**EXCERPTED PASSAGE:**
# AGESA code



## WojtasRed (Aug 24, 2008)

What`s AGESA code? 
It`s update for my Bios.


----------



## alexp999 (Aug 24, 2008)

"...The AMD Generic Encapsulated Software Architecture (AGESA) is a library of validated processor procedures designed to aid customers with 
quick adoption of AMD technology into their products...this agesa code was responsible at power-up, for changing the CPU "P-state" from Min P-state, (minimum frequency, reduced 
power consumption) to the maximum performance max P-state..." Source

Google is your friend. 

basically it just sounds like, they have updated the CPu code library, to maybe fix bugs and/or add more CPU's to the support list. (probably the latter)


----------



## WojtasRed (Aug 24, 2008)

What`s that means? 
From Min to the max P-state?


----------



## alexp999 (Aug 24, 2008)

WojtasRed said:


> What`s that means?
> From Min to the max P-state?



Its just basically a library or table , telling the bios how to control the CPU. different states, etc.
In terms of a bios update, like I said it just means they have probably added some more CPU's in the support list.


----------



## WojtasRed (Aug 24, 2008)

I see. I though there`s some more changes. Ok. Thank you


----------

**DATASET RECORDS:**
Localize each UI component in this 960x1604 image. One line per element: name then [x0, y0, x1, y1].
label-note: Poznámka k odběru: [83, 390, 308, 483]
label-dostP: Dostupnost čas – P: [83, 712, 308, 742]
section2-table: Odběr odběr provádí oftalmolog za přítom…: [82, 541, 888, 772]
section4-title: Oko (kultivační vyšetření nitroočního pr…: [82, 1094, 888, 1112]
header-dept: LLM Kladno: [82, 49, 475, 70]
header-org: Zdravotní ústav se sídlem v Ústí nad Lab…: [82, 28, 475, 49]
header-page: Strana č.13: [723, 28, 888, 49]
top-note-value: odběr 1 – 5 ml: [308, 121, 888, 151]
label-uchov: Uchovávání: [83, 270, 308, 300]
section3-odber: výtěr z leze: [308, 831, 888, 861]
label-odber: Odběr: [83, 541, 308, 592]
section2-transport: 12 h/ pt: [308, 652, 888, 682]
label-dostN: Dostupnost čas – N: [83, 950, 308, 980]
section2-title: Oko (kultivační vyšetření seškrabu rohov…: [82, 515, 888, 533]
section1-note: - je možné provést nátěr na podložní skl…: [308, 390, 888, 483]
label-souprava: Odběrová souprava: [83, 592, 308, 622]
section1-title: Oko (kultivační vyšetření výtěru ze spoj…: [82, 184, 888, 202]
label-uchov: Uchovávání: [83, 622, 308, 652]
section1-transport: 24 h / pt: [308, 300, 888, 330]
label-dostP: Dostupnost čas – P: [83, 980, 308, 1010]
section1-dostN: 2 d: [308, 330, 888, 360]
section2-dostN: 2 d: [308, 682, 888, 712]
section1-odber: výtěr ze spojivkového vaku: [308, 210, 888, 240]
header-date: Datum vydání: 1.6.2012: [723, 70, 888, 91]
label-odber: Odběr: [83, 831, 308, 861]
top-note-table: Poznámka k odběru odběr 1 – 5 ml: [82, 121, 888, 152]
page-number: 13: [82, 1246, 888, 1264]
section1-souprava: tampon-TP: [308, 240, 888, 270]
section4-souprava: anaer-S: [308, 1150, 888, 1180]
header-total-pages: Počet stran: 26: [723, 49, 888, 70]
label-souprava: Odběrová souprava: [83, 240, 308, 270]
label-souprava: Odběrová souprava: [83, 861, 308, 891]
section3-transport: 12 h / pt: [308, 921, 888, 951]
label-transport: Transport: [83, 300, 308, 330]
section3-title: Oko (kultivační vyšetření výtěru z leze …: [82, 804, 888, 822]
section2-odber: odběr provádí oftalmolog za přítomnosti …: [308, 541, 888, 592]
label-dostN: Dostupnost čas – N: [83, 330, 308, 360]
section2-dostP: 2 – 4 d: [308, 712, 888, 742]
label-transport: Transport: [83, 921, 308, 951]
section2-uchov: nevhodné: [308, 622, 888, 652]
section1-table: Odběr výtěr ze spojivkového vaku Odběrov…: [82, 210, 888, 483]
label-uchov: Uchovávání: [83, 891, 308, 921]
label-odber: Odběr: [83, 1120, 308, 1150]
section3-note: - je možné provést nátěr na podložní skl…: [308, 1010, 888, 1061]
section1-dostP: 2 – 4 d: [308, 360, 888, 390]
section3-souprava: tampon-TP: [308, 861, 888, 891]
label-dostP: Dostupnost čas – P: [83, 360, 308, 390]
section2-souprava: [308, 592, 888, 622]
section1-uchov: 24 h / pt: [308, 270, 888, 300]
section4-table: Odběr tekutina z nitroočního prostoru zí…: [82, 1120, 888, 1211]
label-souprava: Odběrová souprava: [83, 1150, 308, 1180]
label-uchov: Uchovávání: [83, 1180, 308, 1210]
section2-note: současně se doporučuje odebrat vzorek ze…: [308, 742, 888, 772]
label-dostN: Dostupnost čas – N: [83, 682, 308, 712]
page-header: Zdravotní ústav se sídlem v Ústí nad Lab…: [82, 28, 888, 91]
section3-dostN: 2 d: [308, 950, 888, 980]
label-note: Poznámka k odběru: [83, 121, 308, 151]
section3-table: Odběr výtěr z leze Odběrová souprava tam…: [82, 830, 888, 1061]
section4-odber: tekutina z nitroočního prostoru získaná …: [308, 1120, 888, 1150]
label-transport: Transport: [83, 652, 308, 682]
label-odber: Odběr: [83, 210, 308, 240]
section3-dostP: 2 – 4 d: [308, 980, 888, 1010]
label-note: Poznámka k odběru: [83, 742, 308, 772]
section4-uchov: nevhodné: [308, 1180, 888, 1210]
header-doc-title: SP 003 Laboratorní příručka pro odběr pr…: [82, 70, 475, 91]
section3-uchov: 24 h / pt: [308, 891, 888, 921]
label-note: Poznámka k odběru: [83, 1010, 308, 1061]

**WHAT THE TASK ASKS:** Reproduce the entire AGESA code forum thread word for word.

**ANSWER FOR THIS EXERCISE:**
# AGESA code



## WojtasRed (Aug 24, 2008)

What`s AGESA code? 
It`s update for my Bios.


----------



## alexp999 (Aug 24, 2008)

"...The AMD Generic Encapsulated Software Architecture (AGESA) is a library of validated processor procedures designed to aid customers with 
quick adoption of AMD technology into their products...this agesa code was responsible at power-up, for changing the CPU "P-state" from Min P-state, (minimum frequency, reduced 
power consumption) to the maximum performance max P-state..." Source

Google is your friend. 

basically it just sounds like, they have updated the CPu code library, to maybe fix bugs and/or add more CPU's to the support list. (probably the latter)


----------



## WojtasRed (Aug 24, 2008)

What`s that means? 
From Min to the max P-state?


----------



## alexp999 (Aug 24, 2008)

WojtasRed said:


> What`s that means?
> From Min to the max P-state?



Its just basically a library or table , telling the bios how to control the CPU. different states, etc.
In terms of a bios update, like I said it just means they have probably added some more CPU's in the support list.


----------



## WojtasRed (Aug 24, 2008)

I see. I though there`s some more changes. Ok. Thank you


----------